Selected passage:
Start of Block

Yijia Cui 8:20:23 2/25/2016
This article introduces the elements of experiments. The first variable is independent variable, as its name referring, which is independent of participant’s behavior. Those variables are chosen by the designer of the experiment, and the participants have no way to change it. Correspondingly, there is a variable called “dependent variable”, which is dependent of participant’s behaviors. In the experiment, there is always a hypothesis, which is consisted of the expected future of relationship. Control variables are the variables being controlled by the designer to make them not vary from a single value. Random variables are based on the random selection/assignment, which can validate the findings from the experiments. In some cases, designers would like to conduct experiments neither too being controlled nor randomized. Thus, randomization within constrains can support the needs to control part of the assignments and randomize the rest of parts. Furthermore, because the experiments can never be perfect, and also it’s impossible to be perfect and simple in the real-world, the confounding variables are brought up and indicate the changes as the independent variables are manipulated, and also introduces the low internal validity. There are some threats to internal validity, including history, maturation, selection, morality, testing, statistical regression, and interactions with selections. Overall, this article gives a great introduction to terminologies used in the experiments, and elaborates them to introduce the experimental method.
Clark Nicolas 8:36:55 2/25/2016
This reading was kind of dry because it discussed topics that we've all heard throughout schooling, but I still think it was useful as a refresher, and I can see how it's applicable to mobile app/interface development.

End of Block

Exercise tasks:
• a. Copy out the part of the posts on experimental variables starting at "Clark Nicolas 8:36:55" and ending at "mobile app/interface development.".
• b. Write what comes next in the posts on experimental variables, picking up after the last sentence shown.

Stored data entries
Start of Block

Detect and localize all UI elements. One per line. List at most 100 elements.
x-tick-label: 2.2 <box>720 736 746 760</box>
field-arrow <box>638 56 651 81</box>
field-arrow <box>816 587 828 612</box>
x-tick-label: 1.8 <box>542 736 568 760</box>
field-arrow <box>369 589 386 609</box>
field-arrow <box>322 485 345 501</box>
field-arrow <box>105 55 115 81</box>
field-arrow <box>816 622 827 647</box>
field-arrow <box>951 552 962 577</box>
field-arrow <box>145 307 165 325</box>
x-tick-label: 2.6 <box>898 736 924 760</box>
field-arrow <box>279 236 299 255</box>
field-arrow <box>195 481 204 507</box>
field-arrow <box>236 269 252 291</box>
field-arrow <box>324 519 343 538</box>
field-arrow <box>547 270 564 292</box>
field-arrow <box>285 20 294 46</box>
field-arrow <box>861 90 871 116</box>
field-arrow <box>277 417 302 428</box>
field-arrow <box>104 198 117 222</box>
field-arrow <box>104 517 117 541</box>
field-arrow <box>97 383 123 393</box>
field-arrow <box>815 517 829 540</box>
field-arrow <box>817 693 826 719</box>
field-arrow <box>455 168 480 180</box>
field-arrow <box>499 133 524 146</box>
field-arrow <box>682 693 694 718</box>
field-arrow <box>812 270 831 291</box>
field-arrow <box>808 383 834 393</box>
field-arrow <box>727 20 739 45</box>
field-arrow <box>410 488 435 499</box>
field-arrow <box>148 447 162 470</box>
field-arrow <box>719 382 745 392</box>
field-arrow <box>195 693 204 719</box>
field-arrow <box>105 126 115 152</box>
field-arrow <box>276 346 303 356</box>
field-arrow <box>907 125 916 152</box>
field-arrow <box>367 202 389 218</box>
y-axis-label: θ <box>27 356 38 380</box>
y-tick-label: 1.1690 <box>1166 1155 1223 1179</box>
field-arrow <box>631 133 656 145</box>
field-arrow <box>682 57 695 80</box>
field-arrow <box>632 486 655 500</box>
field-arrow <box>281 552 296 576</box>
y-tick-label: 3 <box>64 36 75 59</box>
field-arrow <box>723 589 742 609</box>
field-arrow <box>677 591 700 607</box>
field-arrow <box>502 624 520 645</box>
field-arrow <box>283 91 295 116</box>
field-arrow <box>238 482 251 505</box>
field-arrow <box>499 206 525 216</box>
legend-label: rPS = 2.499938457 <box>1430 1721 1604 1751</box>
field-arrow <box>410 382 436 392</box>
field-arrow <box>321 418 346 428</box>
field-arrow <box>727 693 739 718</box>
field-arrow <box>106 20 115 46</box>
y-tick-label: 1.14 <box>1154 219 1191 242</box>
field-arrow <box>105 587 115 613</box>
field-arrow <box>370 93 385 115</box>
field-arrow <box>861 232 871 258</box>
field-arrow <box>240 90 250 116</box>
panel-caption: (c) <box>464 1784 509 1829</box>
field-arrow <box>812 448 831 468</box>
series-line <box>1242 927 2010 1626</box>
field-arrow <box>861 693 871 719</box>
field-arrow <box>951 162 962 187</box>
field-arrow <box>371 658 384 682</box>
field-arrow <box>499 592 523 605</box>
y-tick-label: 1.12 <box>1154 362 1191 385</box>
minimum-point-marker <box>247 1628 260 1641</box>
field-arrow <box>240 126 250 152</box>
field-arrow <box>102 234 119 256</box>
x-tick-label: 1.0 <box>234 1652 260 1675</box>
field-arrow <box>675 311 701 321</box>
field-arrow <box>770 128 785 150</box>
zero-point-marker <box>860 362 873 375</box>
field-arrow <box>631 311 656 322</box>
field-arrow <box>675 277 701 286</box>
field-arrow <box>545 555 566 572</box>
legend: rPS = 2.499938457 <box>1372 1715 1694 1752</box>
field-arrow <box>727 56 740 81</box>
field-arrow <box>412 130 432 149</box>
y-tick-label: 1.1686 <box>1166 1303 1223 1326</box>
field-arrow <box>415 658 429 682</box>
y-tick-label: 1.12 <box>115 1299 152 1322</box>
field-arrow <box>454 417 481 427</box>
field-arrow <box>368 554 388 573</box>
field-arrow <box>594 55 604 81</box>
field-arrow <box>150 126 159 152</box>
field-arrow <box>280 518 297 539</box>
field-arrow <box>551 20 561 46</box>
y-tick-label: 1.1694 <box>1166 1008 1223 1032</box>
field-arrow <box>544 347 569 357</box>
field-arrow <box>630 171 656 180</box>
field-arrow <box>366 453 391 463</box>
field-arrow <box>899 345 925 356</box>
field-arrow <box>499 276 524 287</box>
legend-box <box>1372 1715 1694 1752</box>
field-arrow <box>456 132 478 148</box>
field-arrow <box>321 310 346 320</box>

End of Block

Responses to the tasks:
• a.
Clark Nicolas 8:36:55 2/25/2016
This reading was kind of dry because it discussed topics that we've all heard throughout schooling, but I still think it was useful as a refresher, and I can see how it's applicable to mobile app/interface development.

• b.
Ish Davis 8:58:37 2/25/2016
The reading today was a synopsis of the scientific method and how it could be used to formulate viable experiments. The concepts that were presented were things that we've learned over and over while being in school, but it was very concise and detailed the components very effectively. The scientific method is an invaluable resource for anyone doing an experiment because it provides a specific framework for testing the things that you're looking for. Independent variables, dependent variables, randomization, and bias are all things that we know very well that can be easily added to any experiment that we do. In this class we will use this method when testing our mockups and designs in order to find what we need to improve and where.
Sarah Dubnik 9:57:14 2/25/2016
I was worried that this reading would just be about basic components of an experiment, with which I am already very familiar, but the discussion of all of the unexpected ways that an experiment could be compromised was very interesting. Perhaps it's just more applicable to psychology experiments, where complex humans are the subjects, but I was slightly worried about the prospect of so many ways that external and internal validity could be threatened. The examples given by the author had an incredible number of points to consider that could affect results, almost to the point that it seems impossible to conduct a valid experiment in psychology. It makes me much more wary of all of the studies I read about in the news. I am curious as to how this information can be applied to our projects, as it seems much more intense than what I was expecting from our own testing.